## GIVEN DATA
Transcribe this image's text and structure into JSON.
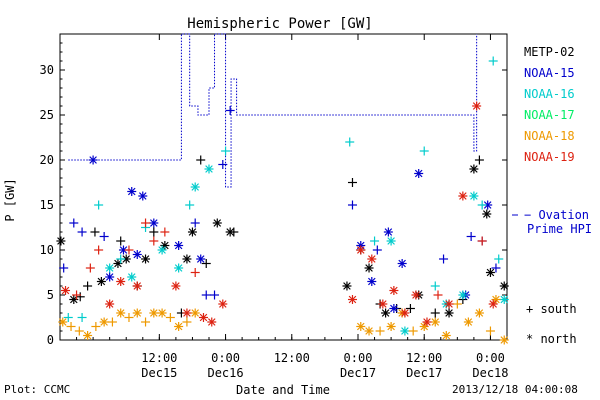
{
  "chart_data": {
    "type": "scatter",
    "title": "Hemispheric Power [GW]",
    "ylabel": "P [GW]",
    "xlabel": "Date and Time",
    "ylim": [
      0,
      34
    ],
    "xlim": [
      "2013-12-14 18:00",
      "2013-12-18 03:00"
    ],
    "y_ticks": [
      0,
      5,
      10,
      15,
      20,
      25,
      30
    ],
    "x_tick_labels": [
      {
        "t": "2013-12-15 12:00",
        "time": "12:00",
        "date": "Dec15"
      },
      {
        "t": "2013-12-16 00:00",
        "time": "0:00",
        "date": "Dec16"
      },
      {
        "t": "2013-12-16 12:00",
        "time": "12:00",
        "date": ""
      },
      {
        "t": "2013-12-17 00:00",
        "time": "0:00",
        "date": "Dec17"
      },
      {
        "t": "2013-12-17 12:00",
        "time": "12:00",
        "date": "Dec17"
      },
      {
        "t": "2013-12-18 00:00",
        "time": "0:00",
        "date": "Dec18"
      }
    ],
    "series": [
      {
        "name": "METP-02",
        "color": "#000000",
        "points": [
          [
            "2013-12-14 18:10",
            11,
            "north"
          ],
          [
            "2013-12-14 20:30",
            4.5,
            "north"
          ],
          [
            "2013-12-14 21:40",
            4.8,
            "south"
          ],
          [
            "2013-12-14 23:00",
            6,
            "south"
          ],
          [
            "2013-12-15 00:20",
            12,
            "south"
          ],
          [
            "2013-12-15 01:30",
            6.5,
            "north"
          ],
          [
            "2013-12-15 04:30",
            8.5,
            "north"
          ],
          [
            "2013-12-15 05:00",
            11,
            "south"
          ],
          [
            "2013-12-15 06:00",
            9,
            "north"
          ],
          [
            "2013-12-15 08:00",
            6,
            "south"
          ],
          [
            "2013-12-15 09:30",
            9,
            "north"
          ],
          [
            "2013-12-15 11:00",
            12,
            "south"
          ],
          [
            "2013-12-15 13:00",
            10.5,
            "north"
          ],
          [
            "2013-12-15 16:00",
            3,
            "south"
          ],
          [
            "2013-12-15 17:00",
            9,
            "north"
          ],
          [
            "2013-12-15 18:00",
            12,
            "north"
          ],
          [
            "2013-12-15 19:30",
            20,
            "south"
          ],
          [
            "2013-12-15 20:30",
            8.5,
            "south"
          ],
          [
            "2013-12-15 22:30",
            13,
            "north"
          ],
          [
            "2013-12-16 00:50",
            12,
            "north"
          ],
          [
            "2013-12-16 01:30",
            12,
            "south"
          ],
          [
            "2013-12-16 22:00",
            6,
            "north"
          ],
          [
            "2013-12-16 23:00",
            17.5,
            "south"
          ],
          [
            "2013-12-17 00:30",
            10,
            "south"
          ],
          [
            "2013-12-17 02:00",
            8,
            "north"
          ],
          [
            "2013-12-17 04:00",
            4,
            "south"
          ],
          [
            "2013-12-17 05:00",
            3,
            "north"
          ],
          [
            "2013-12-17 07:00",
            3.5,
            "south"
          ],
          [
            "2013-12-17 09:30",
            3.5,
            "south"
          ],
          [
            "2013-12-17 11:00",
            5,
            "north"
          ],
          [
            "2013-12-17 14:00",
            3,
            "south"
          ],
          [
            "2013-12-17 16:30",
            3,
            "north"
          ],
          [
            "2013-12-17 19:00",
            4.5,
            "south"
          ],
          [
            "2013-12-17 21:00",
            19,
            "north"
          ],
          [
            "2013-12-17 22:00",
            20,
            "south"
          ],
          [
            "2013-12-17 23:20",
            14,
            "north"
          ],
          [
            "2013-12-18 00:00",
            7.5,
            "north"
          ],
          [
            "2013-12-18 02:30",
            6,
            "north"
          ]
        ]
      },
      {
        "name": "NOAA-15",
        "color": "#0000cc",
        "points": [
          [
            "2013-12-14 18:40",
            8,
            "south"
          ],
          [
            "2013-12-14 20:30",
            13,
            "south"
          ],
          [
            "2013-12-14 22:00",
            12,
            "south"
          ],
          [
            "2013-12-15 00:00",
            20,
            "north"
          ],
          [
            "2013-12-15 02:00",
            11.5,
            "south"
          ],
          [
            "2013-12-15 03:00",
            7,
            "north"
          ],
          [
            "2013-12-15 05:30",
            10,
            "north"
          ],
          [
            "2013-12-15 07:00",
            16.5,
            "north"
          ],
          [
            "2013-12-15 08:00",
            9.5,
            "north"
          ],
          [
            "2013-12-15 09:00",
            16,
            "north"
          ],
          [
            "2013-12-15 11:00",
            13,
            "north"
          ],
          [
            "2013-12-15 15:30",
            10.5,
            "north"
          ],
          [
            "2013-12-15 18:30",
            13,
            "south"
          ],
          [
            "2013-12-15 19:30",
            9,
            "north"
          ],
          [
            "2013-12-15 20:30",
            5,
            "south"
          ],
          [
            "2013-12-15 22:00",
            5,
            "south"
          ],
          [
            "2013-12-15 23:30",
            19.5,
            "south"
          ],
          [
            "2013-12-16 23:00",
            15,
            "south"
          ],
          [
            "2013-12-17 00:30",
            10.5,
            "north"
          ],
          [
            "2013-12-17 02:30",
            6.5,
            "north"
          ],
          [
            "2013-12-17 03:30",
            10,
            "south"
          ],
          [
            "2013-12-17 05:30",
            12,
            "north"
          ],
          [
            "2013-12-17 06:30",
            3.5,
            "north"
          ],
          [
            "2013-12-17 08:00",
            8.5,
            "north"
          ],
          [
            "2013-12-17 11:00",
            18.5,
            "north"
          ],
          [
            "2013-12-17 15:30",
            9,
            "south"
          ],
          [
            "2013-12-17 19:30",
            5,
            "north"
          ],
          [
            "2013-12-17 20:30",
            11.5,
            "south"
          ],
          [
            "2013-12-17 22:30",
            11,
            "south"
          ],
          [
            "2013-12-17 23:30",
            15,
            "north"
          ],
          [
            "2013-12-18 01:00",
            8,
            "south"
          ],
          [
            "2013-12-16 00:50",
            25.5,
            "south"
          ]
        ]
      },
      {
        "name": "NOAA-16",
        "color": "#00cccc",
        "points": [
          [
            "2013-12-14 19:30",
            2.5,
            "south"
          ],
          [
            "2013-12-14 22:00",
            2.5,
            "south"
          ],
          [
            "2013-12-15 01:00",
            15,
            "south"
          ],
          [
            "2013-12-15 03:00",
            8,
            "north"
          ],
          [
            "2013-12-15 05:00",
            9,
            "south"
          ],
          [
            "2013-12-15 07:00",
            7,
            "north"
          ],
          [
            "2013-12-15 09:30",
            12.5,
            "south"
          ],
          [
            "2013-12-15 12:30",
            10,
            "north"
          ],
          [
            "2013-12-15 15:30",
            8,
            "north"
          ],
          [
            "2013-12-15 17:30",
            15,
            "south"
          ],
          [
            "2013-12-15 18:30",
            17,
            "north"
          ],
          [
            "2013-12-15 21:00",
            19,
            "north"
          ],
          [
            "2013-12-16 00:00",
            21,
            "south"
          ],
          [
            "2013-12-16 22:30",
            22,
            "south"
          ],
          [
            "2013-12-17 03:00",
            11,
            "south"
          ],
          [
            "2013-12-17 06:00",
            11,
            "north"
          ],
          [
            "2013-12-17 08:30",
            1,
            "north"
          ],
          [
            "2013-12-17 12:00",
            21,
            "south"
          ],
          [
            "2013-12-17 14:00",
            6,
            "south"
          ],
          [
            "2013-12-17 16:00",
            4,
            "north"
          ],
          [
            "2013-12-17 19:00",
            5,
            "north"
          ],
          [
            "2013-12-17 21:00",
            16,
            "north"
          ],
          [
            "2013-12-17 22:30",
            15,
            "south"
          ],
          [
            "2013-12-18 00:30",
            31,
            "south"
          ],
          [
            "2013-12-18 01:30",
            9,
            "south"
          ],
          [
            "2013-12-18 02:30",
            4.5,
            "north"
          ]
        ]
      },
      {
        "name": "NOAA-17",
        "color": "#00ee66",
        "points": []
      },
      {
        "name": "NOAA-18",
        "color": "#ee9900",
        "points": [
          [
            "2013-12-14 18:30",
            2,
            "north"
          ],
          [
            "2013-12-14 20:00",
            1.5,
            "south"
          ],
          [
            "2013-12-14 21:30",
            1,
            "south"
          ],
          [
            "2013-12-14 23:00",
            0.5,
            "north"
          ],
          [
            "2013-12-15 00:30",
            1.5,
            "south"
          ],
          [
            "2013-12-15 02:00",
            2,
            "north"
          ],
          [
            "2013-12-15 03:30",
            2,
            "south"
          ],
          [
            "2013-12-15 05:00",
            3,
            "north"
          ],
          [
            "2013-12-15 06:30",
            2.5,
            "south"
          ],
          [
            "2013-12-15 08:00",
            3,
            "north"
          ],
          [
            "2013-12-15 09:30",
            2,
            "south"
          ],
          [
            "2013-12-15 11:00",
            3,
            "north"
          ],
          [
            "2013-12-15 12:30",
            3,
            "north"
          ],
          [
            "2013-12-15 14:00",
            2.5,
            "south"
          ],
          [
            "2013-12-15 15:30",
            1.5,
            "north"
          ],
          [
            "2013-12-15 17:00",
            2,
            "south"
          ],
          [
            "2013-12-15 18:30",
            3,
            "north"
          ],
          [
            "2013-12-17 00:30",
            1.5,
            "north"
          ],
          [
            "2013-12-17 02:00",
            1,
            "north"
          ],
          [
            "2013-12-17 04:00",
            1,
            "south"
          ],
          [
            "2013-12-17 06:00",
            1.5,
            "north"
          ],
          [
            "2013-12-17 08:00",
            3,
            "north"
          ],
          [
            "2013-12-17 10:00",
            1,
            "south"
          ],
          [
            "2013-12-17 12:00",
            1.5,
            "north"
          ],
          [
            "2013-12-17 14:00",
            2,
            "north"
          ],
          [
            "2013-12-17 16:00",
            0.5,
            "north"
          ],
          [
            "2013-12-17 18:00",
            4,
            "south"
          ],
          [
            "2013-12-17 20:00",
            2,
            "north"
          ],
          [
            "2013-12-17 22:00",
            3,
            "north"
          ],
          [
            "2013-12-18 00:00",
            1,
            "south"
          ],
          [
            "2013-12-18 01:00",
            4.5,
            "north"
          ],
          [
            "2013-12-18 02:30",
            0,
            "north"
          ]
        ]
      },
      {
        "name": "NOAA-19",
        "color": "#dd2211",
        "points": [
          [
            "2013-12-14 19:00",
            5.5,
            "north"
          ],
          [
            "2013-12-14 21:00",
            5,
            "south"
          ],
          [
            "2013-12-14 23:30",
            8,
            "south"
          ],
          [
            "2013-12-15 01:00",
            10,
            "south"
          ],
          [
            "2013-12-15 03:00",
            4,
            "north"
          ],
          [
            "2013-12-15 05:00",
            6.5,
            "north"
          ],
          [
            "2013-12-15 06:30",
            10,
            "south"
          ],
          [
            "2013-12-15 08:00",
            6,
            "north"
          ],
          [
            "2013-12-15 09:30",
            13,
            "south"
          ],
          [
            "2013-12-15 11:00",
            11,
            "south"
          ],
          [
            "2013-12-15 13:00",
            12,
            "south"
          ],
          [
            "2013-12-15 15:00",
            6,
            "north"
          ],
          [
            "2013-12-15 17:00",
            3,
            "north"
          ],
          [
            "2013-12-15 18:30",
            7.5,
            "south"
          ],
          [
            "2013-12-15 20:00",
            2.5,
            "north"
          ],
          [
            "2013-12-15 21:30",
            2,
            "north"
          ],
          [
            "2013-12-15 23:30",
            4,
            "north"
          ],
          [
            "2013-12-16 23:00",
            4.5,
            "north"
          ],
          [
            "2013-12-17 00:30",
            10,
            "north"
          ],
          [
            "2013-12-17 02:30",
            9,
            "north"
          ],
          [
            "2013-12-17 04:30",
            4,
            "north"
          ],
          [
            "2013-12-17 06:30",
            5.5,
            "north"
          ],
          [
            "2013-12-17 08:30",
            3,
            "north"
          ],
          [
            "2013-12-17 10:30",
            5,
            "north"
          ],
          [
            "2013-12-17 12:30",
            2,
            "north"
          ],
          [
            "2013-12-17 14:30",
            5,
            "south"
          ],
          [
            "2013-12-17 16:30",
            4,
            "north"
          ],
          [
            "2013-12-17 19:00",
            16,
            "north"
          ],
          [
            "2013-12-17 21:30",
            26,
            "north"
          ],
          [
            "2013-12-17 22:30",
            11,
            "south"
          ],
          [
            "2013-12-18 00:30",
            4,
            "north"
          ]
        ]
      }
    ],
    "ovation": {
      "legend": "Ovation Prime HPI",
      "color": "#0000cc",
      "points": [
        [
          "2013-12-14 19:30",
          20
        ],
        [
          "2013-12-15 16:00",
          34
        ],
        [
          "2013-12-15 17:30",
          26
        ],
        [
          "2013-12-15 19:00",
          25
        ],
        [
          "2013-12-15 21:00",
          28
        ],
        [
          "2013-12-15 22:00",
          34
        ],
        [
          "2013-12-16 00:00",
          17
        ],
        [
          "2013-12-16 01:00",
          29
        ],
        [
          "2013-12-16 02:00",
          25
        ],
        [
          "2013-12-16 06:00",
          25
        ],
        [
          "2013-12-17 21:00",
          21
        ],
        [
          "2013-12-17 21:30",
          34
        ]
      ]
    },
    "markers": {
      "south": "+ south",
      "north": "* north"
    }
  },
  "footer": {
    "plot_label": "Plot: CCMC",
    "timestamp": "2013/12/18 04:00:08"
  }
}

## WHAT NEEDS TO BE DONE
Among the entries above, how many lines include the word "NOAA"? Reply with the number only.

## SOLVED PROBLEM
5